__Data to use__
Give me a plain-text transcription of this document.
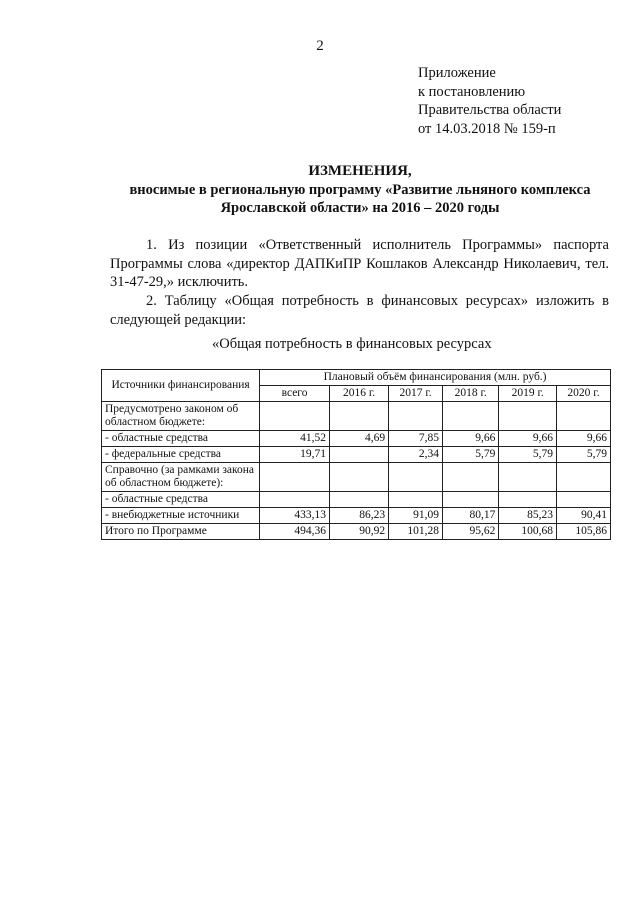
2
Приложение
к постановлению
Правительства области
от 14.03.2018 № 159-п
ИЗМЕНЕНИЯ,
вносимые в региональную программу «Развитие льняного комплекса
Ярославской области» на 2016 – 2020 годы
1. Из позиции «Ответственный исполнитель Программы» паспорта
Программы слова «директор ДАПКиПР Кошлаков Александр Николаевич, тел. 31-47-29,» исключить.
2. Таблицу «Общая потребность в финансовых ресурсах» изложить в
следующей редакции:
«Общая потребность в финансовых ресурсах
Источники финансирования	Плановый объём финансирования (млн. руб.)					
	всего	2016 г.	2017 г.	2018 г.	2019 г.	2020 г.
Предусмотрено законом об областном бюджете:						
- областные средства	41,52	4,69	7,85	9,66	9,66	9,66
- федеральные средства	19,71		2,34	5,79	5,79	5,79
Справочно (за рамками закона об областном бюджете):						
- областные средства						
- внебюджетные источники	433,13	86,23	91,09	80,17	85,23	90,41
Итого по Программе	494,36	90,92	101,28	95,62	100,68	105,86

__To be done__
Each line of the material must be retyped exactly, except that images are omitted.

__Written solution__
Give me a plain-text transcription of this document.
2
Приложение
к постановлению
Правительства области
от 14.03.2018 № 159-п
ИЗМЕНЕНИЯ,
вносимые в региональную программу «Развитие льняного комплекса
Ярославской области» на 2016 – 2020 годы
1. Из позиции «Ответственный исполнитель Программы» паспорта
Программы слова «директор ДАПКиПР Кошлаков Александр Николаевич, тел. 31-47-29,» исключить.
2. Таблицу «Общая потребность в финансовых ресурсах» изложить в
следующей редакции:
«Общая потребность в финансовых ресурсах
Источники финансирования	Плановый объём финансирования (млн. руб.)					
	всего	2016 г.	2017 г.	2018 г.	2019 г.	2020 г.
Предусмотрено законом об областном бюджете:						
- областные средства	41,52	4,69	7,85	9,66	9,66	9,66
- федеральные средства	19,71		2,34	5,79	5,79	5,79
Справочно (за рамками закона об областном бюджете):						
- областные средства						
- внебюджетные источники	433,13	86,23	91,09	80,17	85,23	90,41
Итого по Программе	494,36	90,92	101,28	95,62	100,68	105,86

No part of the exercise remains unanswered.